*** Entries shown

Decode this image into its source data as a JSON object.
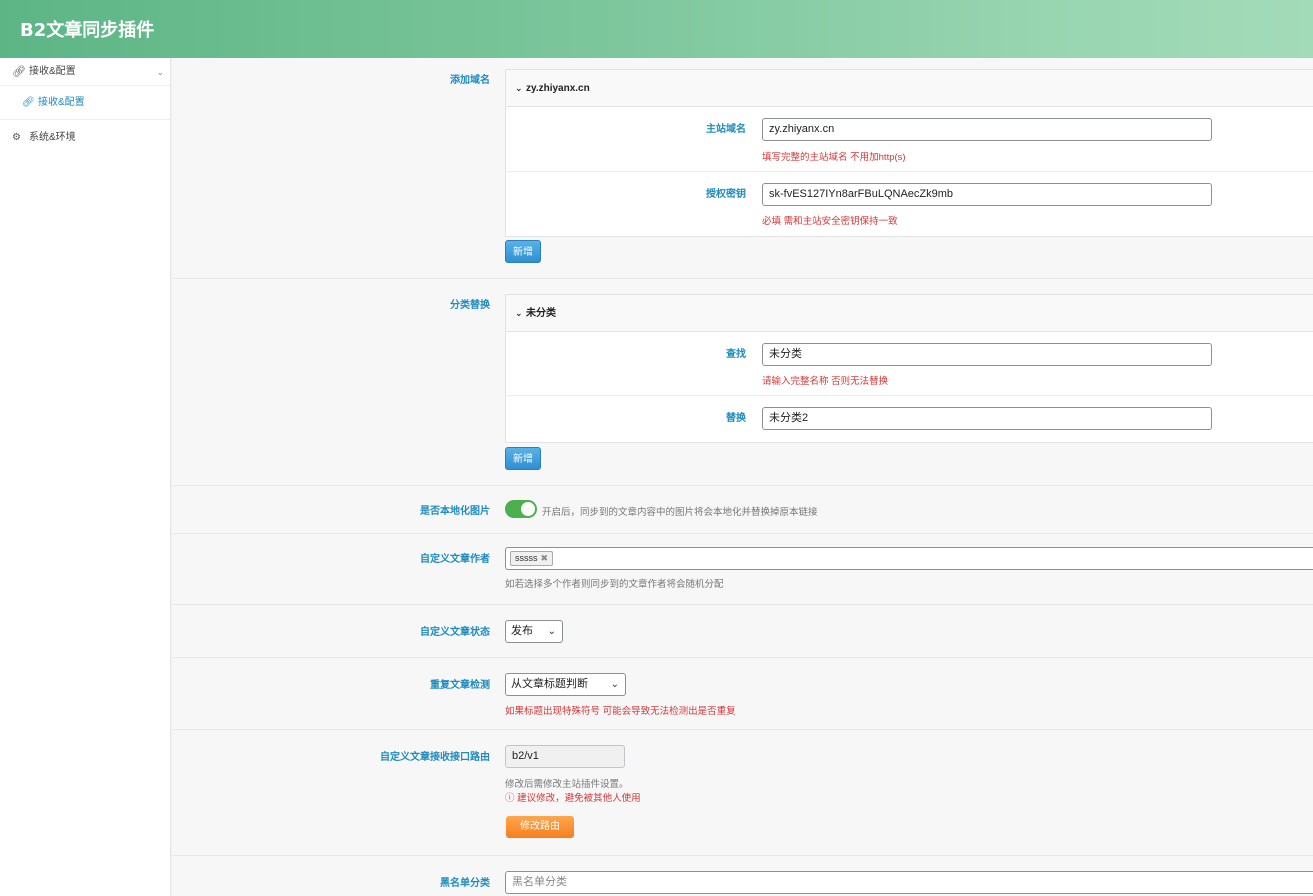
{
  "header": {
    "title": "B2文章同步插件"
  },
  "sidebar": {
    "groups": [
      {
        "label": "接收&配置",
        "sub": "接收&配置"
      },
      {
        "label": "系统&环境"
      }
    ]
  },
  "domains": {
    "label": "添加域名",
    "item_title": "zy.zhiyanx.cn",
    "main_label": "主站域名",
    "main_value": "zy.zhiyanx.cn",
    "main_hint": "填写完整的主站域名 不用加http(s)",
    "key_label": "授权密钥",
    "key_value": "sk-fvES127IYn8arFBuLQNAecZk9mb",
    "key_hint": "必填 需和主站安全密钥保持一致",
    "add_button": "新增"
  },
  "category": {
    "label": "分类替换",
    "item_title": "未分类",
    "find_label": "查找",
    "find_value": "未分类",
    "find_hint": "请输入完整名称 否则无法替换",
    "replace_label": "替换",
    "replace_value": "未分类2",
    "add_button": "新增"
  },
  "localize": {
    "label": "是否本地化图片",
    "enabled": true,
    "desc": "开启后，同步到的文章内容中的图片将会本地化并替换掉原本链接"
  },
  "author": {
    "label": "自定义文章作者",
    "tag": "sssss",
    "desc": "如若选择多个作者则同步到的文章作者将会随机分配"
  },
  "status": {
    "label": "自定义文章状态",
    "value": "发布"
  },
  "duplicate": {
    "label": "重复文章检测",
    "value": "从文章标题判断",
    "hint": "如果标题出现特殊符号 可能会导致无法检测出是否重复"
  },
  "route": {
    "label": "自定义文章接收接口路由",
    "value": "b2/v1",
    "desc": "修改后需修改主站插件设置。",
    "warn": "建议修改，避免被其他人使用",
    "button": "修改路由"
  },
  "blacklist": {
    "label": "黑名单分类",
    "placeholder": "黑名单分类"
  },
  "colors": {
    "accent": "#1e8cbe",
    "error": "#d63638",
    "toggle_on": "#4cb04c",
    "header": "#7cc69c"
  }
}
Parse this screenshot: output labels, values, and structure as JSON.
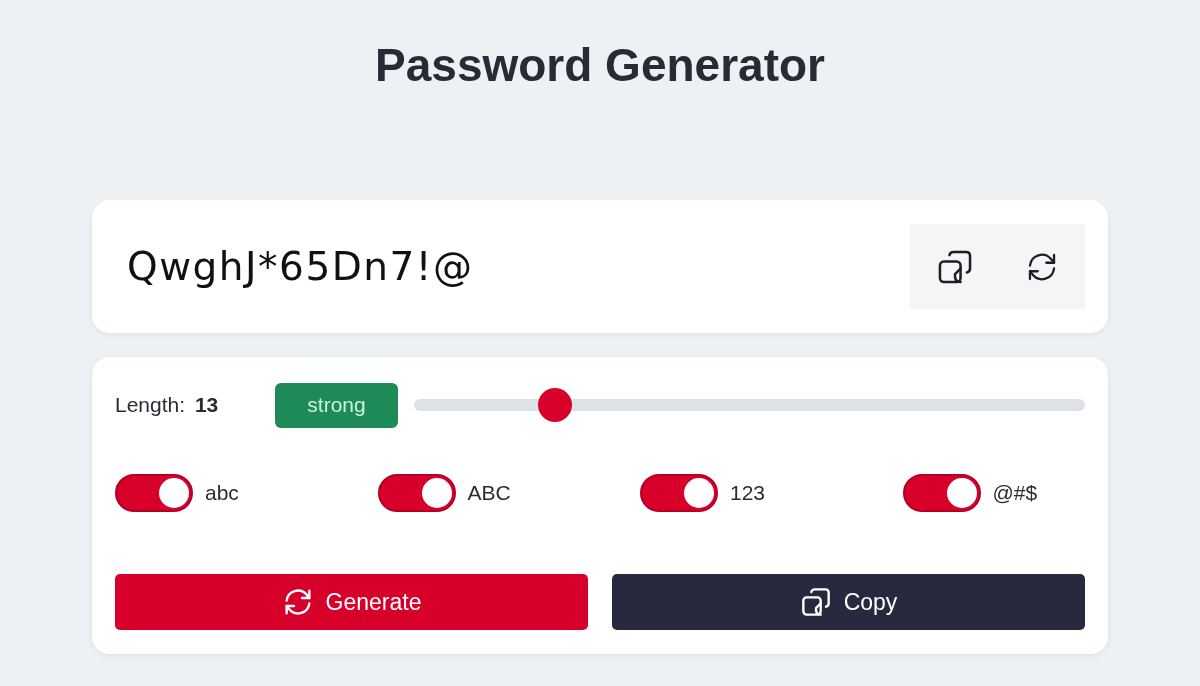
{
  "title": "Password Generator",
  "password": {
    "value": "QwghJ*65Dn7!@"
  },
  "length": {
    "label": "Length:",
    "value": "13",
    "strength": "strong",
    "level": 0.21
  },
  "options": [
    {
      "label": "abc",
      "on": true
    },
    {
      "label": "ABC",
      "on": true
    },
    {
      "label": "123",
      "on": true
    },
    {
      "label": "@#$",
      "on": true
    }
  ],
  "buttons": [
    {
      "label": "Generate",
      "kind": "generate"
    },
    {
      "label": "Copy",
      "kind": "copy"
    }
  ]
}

******
*** Entries shown

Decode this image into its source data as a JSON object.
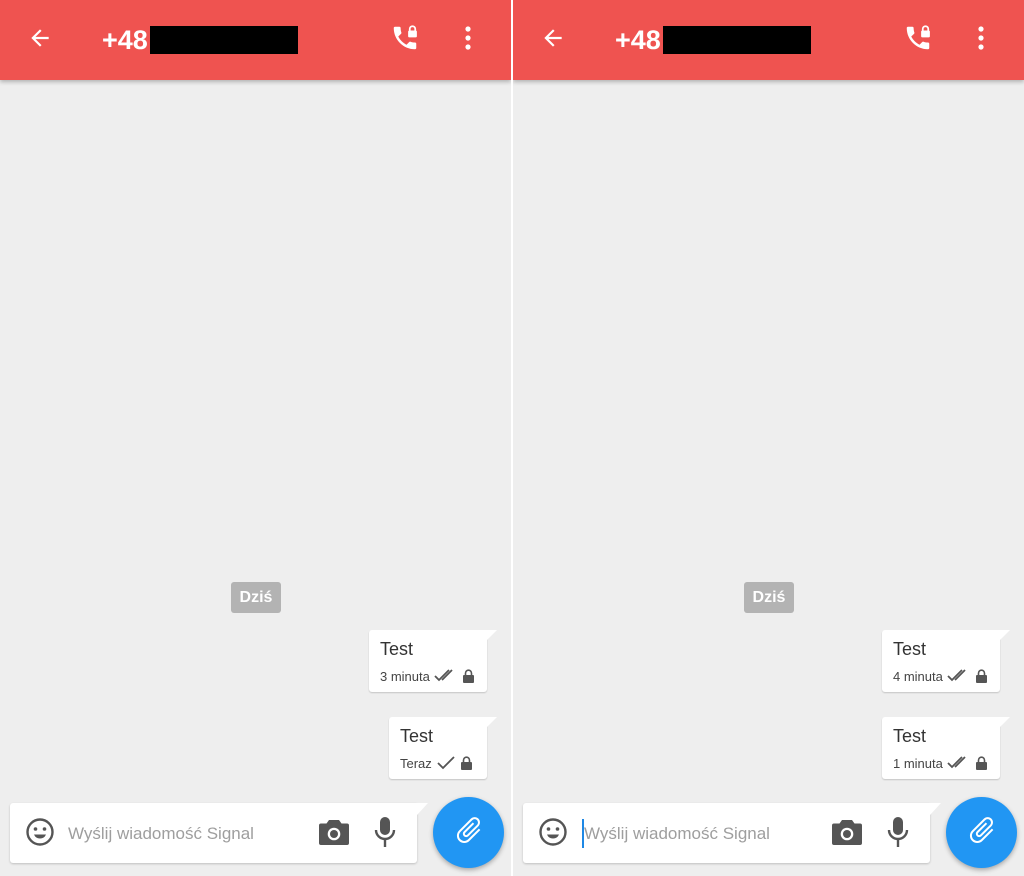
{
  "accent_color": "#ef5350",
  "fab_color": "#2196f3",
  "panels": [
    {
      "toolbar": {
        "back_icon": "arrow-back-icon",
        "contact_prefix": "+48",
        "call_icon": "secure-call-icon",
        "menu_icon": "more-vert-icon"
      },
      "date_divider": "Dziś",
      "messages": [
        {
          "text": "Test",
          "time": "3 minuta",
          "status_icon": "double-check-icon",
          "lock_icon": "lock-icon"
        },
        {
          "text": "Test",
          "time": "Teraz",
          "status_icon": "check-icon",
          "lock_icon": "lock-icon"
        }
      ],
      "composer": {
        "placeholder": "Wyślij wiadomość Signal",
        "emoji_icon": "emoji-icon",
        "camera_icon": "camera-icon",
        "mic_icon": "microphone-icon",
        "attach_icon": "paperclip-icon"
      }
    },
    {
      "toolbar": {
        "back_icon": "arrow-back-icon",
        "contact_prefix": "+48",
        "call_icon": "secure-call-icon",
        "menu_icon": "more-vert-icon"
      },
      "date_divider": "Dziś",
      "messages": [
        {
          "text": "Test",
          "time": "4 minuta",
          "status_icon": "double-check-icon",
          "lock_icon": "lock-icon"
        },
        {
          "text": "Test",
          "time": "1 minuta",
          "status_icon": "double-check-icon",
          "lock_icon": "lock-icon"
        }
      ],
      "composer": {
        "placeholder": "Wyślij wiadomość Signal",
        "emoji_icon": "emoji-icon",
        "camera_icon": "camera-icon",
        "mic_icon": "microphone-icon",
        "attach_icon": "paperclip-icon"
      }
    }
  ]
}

******
*** Entries shown

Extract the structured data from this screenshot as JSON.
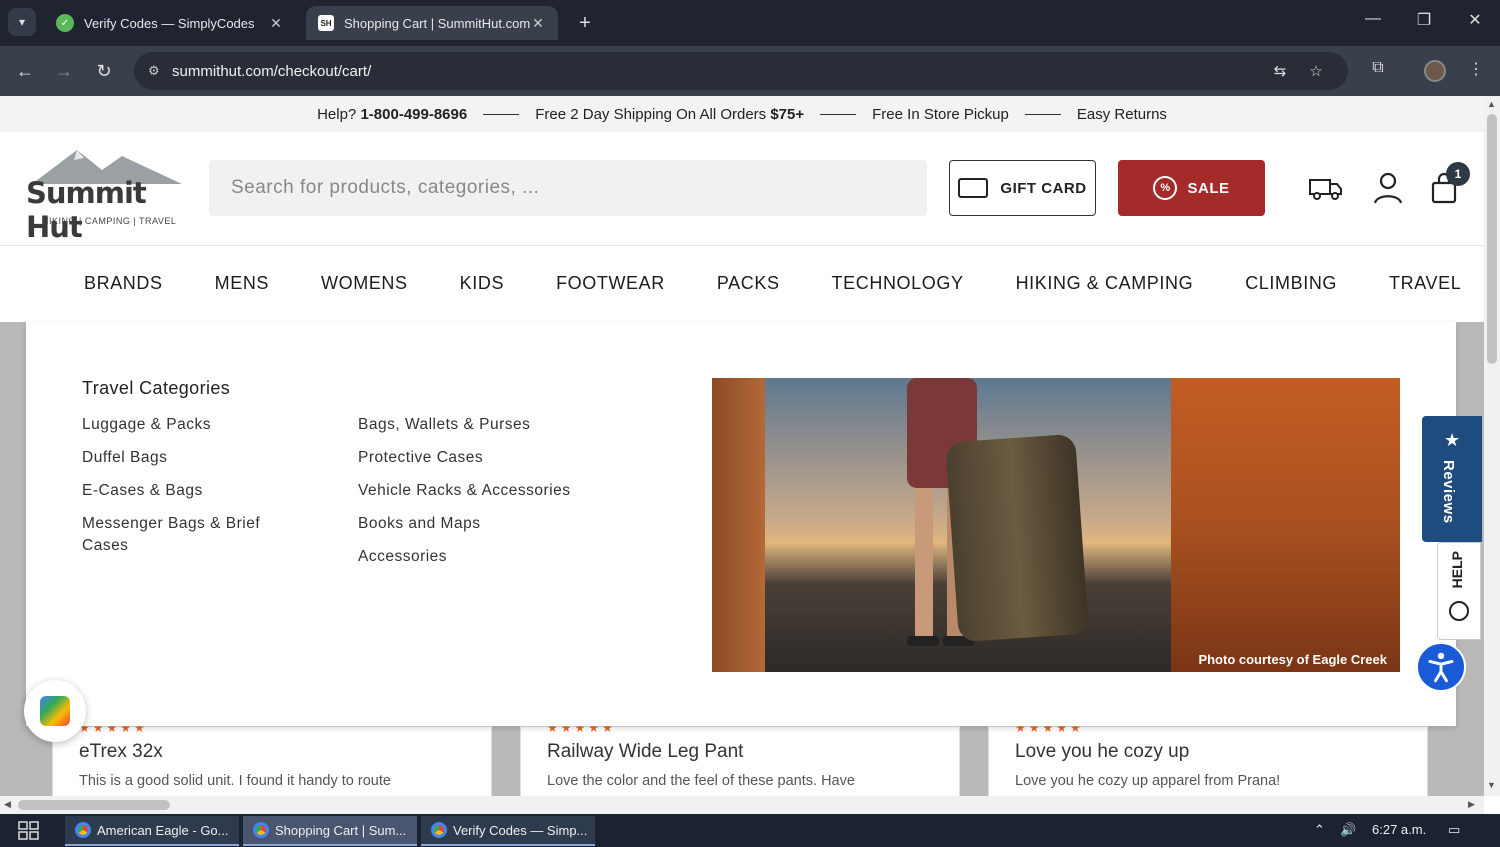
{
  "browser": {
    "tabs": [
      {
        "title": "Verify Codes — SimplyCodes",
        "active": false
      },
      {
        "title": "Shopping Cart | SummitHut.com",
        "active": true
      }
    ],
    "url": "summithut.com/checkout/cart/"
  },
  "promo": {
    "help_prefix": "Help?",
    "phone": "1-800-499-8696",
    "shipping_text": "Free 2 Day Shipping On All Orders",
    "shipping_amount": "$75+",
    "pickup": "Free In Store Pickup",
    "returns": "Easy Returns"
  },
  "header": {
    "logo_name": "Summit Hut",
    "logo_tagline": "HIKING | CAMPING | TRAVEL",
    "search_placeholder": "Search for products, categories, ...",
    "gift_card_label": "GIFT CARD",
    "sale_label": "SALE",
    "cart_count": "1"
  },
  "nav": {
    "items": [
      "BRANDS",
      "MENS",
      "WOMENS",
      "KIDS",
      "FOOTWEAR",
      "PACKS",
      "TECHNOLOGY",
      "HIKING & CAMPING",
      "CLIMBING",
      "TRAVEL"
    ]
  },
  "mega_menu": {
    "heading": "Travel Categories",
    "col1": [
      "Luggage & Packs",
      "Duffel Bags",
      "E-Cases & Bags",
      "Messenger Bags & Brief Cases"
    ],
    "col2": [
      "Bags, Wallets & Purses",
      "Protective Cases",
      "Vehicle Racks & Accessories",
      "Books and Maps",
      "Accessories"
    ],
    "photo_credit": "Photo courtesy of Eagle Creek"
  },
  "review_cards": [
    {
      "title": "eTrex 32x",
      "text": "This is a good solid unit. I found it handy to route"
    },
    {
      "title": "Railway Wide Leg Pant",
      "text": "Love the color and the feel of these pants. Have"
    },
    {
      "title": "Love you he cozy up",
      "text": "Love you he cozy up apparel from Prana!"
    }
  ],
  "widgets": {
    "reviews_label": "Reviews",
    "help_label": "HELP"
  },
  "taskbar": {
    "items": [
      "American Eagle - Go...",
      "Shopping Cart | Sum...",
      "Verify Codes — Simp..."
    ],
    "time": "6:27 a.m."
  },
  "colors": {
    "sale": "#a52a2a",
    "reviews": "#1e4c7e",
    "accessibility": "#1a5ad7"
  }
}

******

> _Work to complete_:
Using the listing above, locate the lines that hold "minuta" and copy each one.

> _Written response_:
          "time": "3 minuta",
          "time": "4 minuta",
          "time": "1 minuta",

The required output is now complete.